Copy out the entries in full and with complete accuracy; pictures are excluded.

======== STORED ROWS

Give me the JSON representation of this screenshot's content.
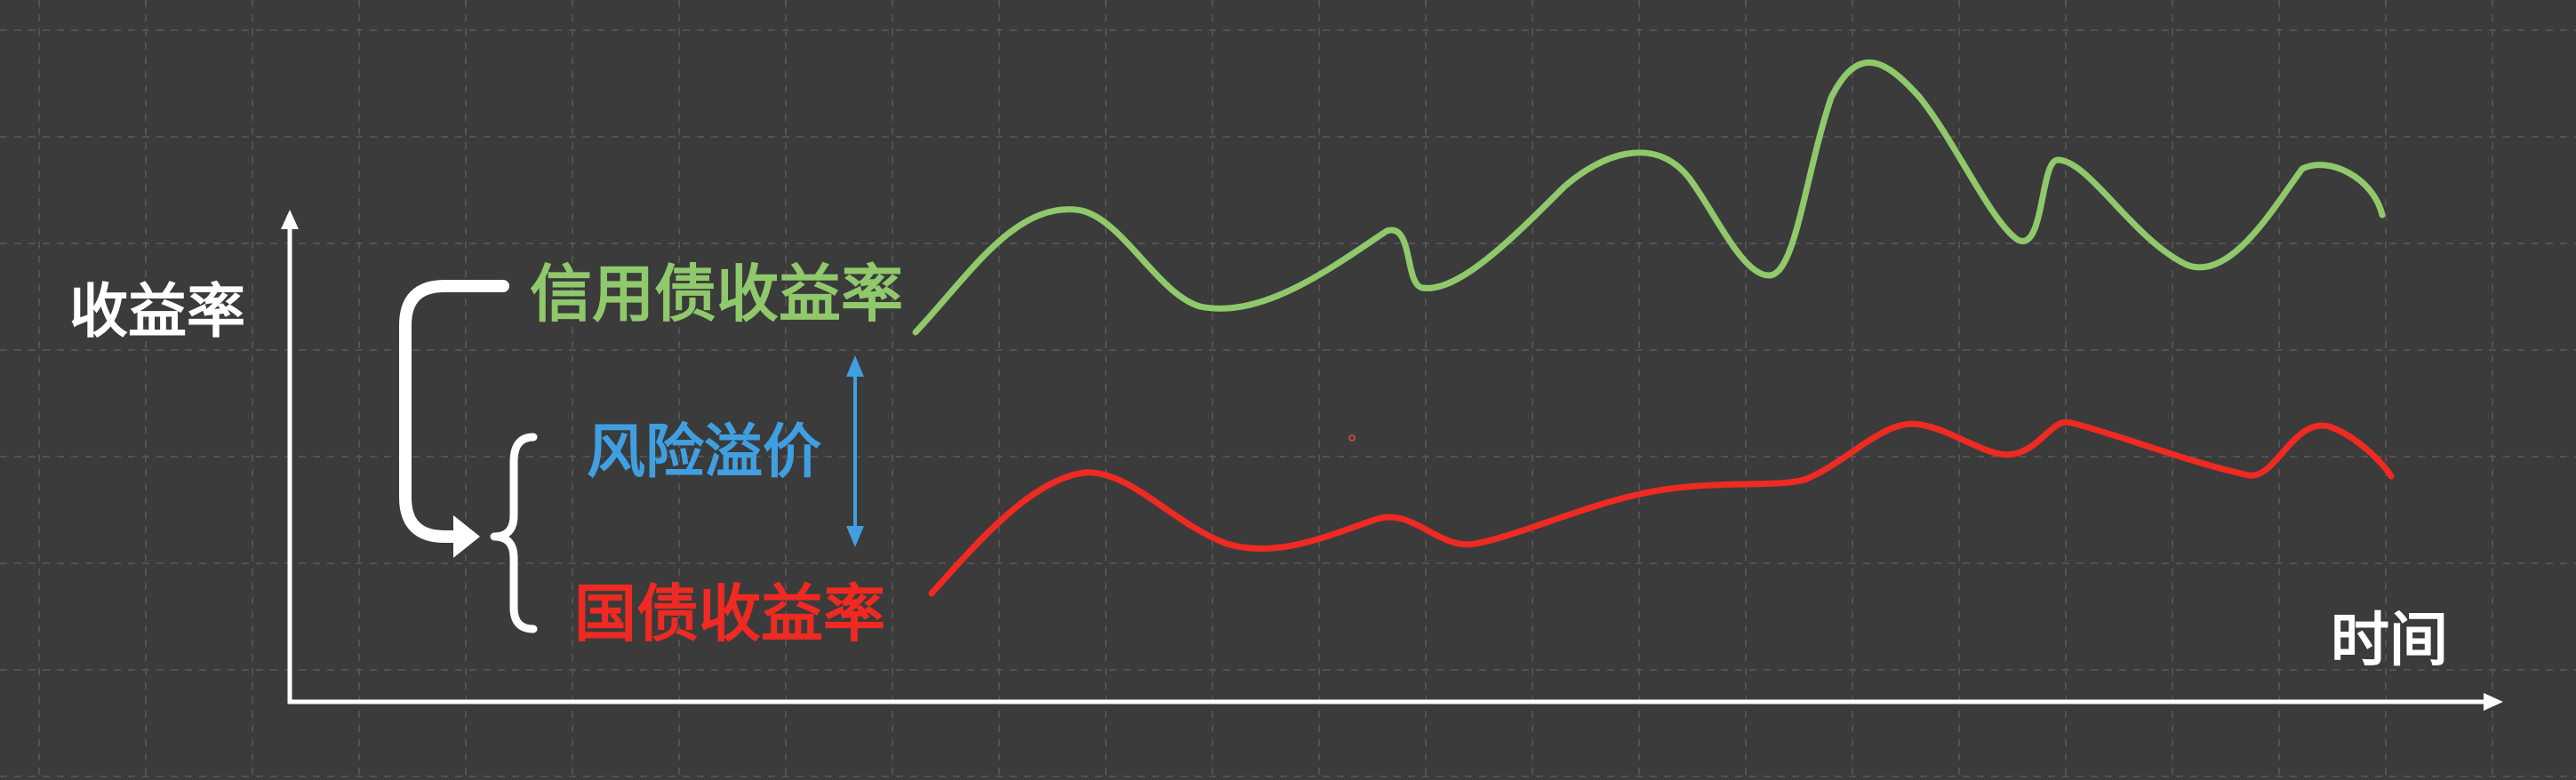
{
  "colors": {
    "background": "#3b3b3b",
    "grid": "#5a5a5a",
    "axis": "#ffffff",
    "credit": "#8fc96b",
    "spread": "#3f9fe0",
    "treasury": "#ee2a22",
    "bracket": "#ffffff"
  },
  "axes": {
    "y_label": "收益率",
    "x_label": "时间"
  },
  "labels": {
    "credit_yield": "信用债收益率",
    "risk_premium": "风险溢价",
    "treasury_yield": "国债收益率"
  }
}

================

## ANSWER TO THIS TASK
Give me the JSON representation of this screenshot's content.
{
  "colors": {
    "background": "#3b3b3b",
    "grid": "#5a5a5a",
    "axis": "#ffffff",
    "credit": "#8fc96b",
    "spread": "#3f9fe0",
    "treasury": "#ee2a22",
    "bracket": "#ffffff"
  },
  "axes": {
    "y_label": "收益率",
    "x_label": "时间"
  },
  "labels": {
    "credit_yield": "信用债收益率",
    "risk_premium": "风险溢价",
    "treasury_yield": "国债收益率"
  }
}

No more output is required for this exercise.